Please filter the listing for the string "Angabe" and copy each matching line.

=-=-=

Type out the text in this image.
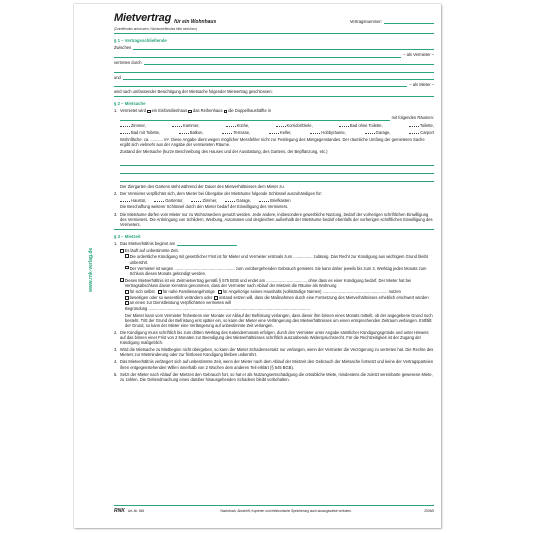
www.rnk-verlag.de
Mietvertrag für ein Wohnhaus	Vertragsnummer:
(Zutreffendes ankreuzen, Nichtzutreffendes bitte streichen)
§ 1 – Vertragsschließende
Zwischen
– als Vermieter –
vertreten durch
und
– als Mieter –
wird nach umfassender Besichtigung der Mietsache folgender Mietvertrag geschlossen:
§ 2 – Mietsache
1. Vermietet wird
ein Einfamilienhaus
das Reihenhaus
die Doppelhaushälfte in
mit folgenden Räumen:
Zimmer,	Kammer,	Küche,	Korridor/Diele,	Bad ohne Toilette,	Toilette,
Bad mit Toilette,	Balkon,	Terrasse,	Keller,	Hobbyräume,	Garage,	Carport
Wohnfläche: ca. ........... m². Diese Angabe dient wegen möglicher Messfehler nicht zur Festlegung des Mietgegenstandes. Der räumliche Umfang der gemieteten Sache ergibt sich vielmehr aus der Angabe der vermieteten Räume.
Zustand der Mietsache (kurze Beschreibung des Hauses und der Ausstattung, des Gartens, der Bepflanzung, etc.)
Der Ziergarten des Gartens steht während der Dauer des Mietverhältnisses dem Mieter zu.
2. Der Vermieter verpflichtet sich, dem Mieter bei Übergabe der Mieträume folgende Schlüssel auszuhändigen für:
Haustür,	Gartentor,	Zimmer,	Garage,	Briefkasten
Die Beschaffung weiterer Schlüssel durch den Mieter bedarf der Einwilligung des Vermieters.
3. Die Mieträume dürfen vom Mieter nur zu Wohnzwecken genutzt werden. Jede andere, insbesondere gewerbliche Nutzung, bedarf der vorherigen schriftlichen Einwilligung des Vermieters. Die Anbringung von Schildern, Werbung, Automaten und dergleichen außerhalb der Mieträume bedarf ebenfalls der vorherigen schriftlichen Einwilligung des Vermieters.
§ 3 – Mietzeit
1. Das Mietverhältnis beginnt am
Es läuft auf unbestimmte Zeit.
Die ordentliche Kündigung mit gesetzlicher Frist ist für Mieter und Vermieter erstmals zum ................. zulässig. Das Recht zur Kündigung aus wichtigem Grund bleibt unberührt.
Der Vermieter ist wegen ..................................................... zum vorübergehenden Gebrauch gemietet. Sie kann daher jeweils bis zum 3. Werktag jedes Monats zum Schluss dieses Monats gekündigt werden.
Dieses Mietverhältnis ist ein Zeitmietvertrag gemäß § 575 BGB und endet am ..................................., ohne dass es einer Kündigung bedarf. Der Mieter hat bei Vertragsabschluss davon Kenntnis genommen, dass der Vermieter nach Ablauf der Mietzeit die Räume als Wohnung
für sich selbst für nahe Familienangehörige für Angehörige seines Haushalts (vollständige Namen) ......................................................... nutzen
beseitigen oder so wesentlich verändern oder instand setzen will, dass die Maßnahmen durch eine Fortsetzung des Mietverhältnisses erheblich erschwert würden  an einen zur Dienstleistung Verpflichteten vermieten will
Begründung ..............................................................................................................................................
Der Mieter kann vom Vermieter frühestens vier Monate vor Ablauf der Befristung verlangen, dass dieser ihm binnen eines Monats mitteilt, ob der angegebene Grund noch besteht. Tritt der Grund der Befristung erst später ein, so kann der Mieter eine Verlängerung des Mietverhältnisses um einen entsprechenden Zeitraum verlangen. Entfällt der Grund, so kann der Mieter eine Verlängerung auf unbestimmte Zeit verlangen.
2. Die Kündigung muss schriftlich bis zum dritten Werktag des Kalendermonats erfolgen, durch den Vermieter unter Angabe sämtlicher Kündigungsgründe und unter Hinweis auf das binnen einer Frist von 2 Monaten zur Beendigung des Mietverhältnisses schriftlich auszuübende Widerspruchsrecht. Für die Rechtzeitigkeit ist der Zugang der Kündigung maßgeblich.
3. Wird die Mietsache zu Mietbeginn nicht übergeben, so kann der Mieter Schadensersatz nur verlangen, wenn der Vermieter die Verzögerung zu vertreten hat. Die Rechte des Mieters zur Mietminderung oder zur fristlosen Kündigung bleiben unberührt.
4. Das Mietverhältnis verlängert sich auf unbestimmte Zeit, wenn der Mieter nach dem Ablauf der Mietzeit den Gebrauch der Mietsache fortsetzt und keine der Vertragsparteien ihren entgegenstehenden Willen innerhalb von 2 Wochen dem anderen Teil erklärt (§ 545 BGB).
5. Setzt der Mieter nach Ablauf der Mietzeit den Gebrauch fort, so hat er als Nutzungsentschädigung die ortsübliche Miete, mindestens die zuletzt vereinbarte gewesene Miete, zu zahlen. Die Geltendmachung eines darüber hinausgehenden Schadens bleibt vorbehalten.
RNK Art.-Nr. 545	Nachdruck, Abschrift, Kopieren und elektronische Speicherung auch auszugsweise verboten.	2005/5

=-=-=

_TASK RESULT_.
Wohnfläche: ca. ........... m². Diese Angabe dient wegen möglicher Messfehler nicht zur Festlegung des Mietgegenstandes. Der räumliche Umfang der gemieteten Sache ergibt sich vielmehr aus der Angabe der vermieteten Räume.
2. Die Kündigung muss schriftlich bis zum dritten Werktag des Kalendermonats erfolgen, durch den Vermieter unter Angabe sämtlicher Kündigungsgründe und unter Hinweis auf das binnen einer Frist von 2 Monaten zur Beendigung des Mietverhältnisses schriftlich auszuübende Widerspruchsrecht. Für die Rechtzeitigkeit ist der Zugang der Kündigung maßgeblich.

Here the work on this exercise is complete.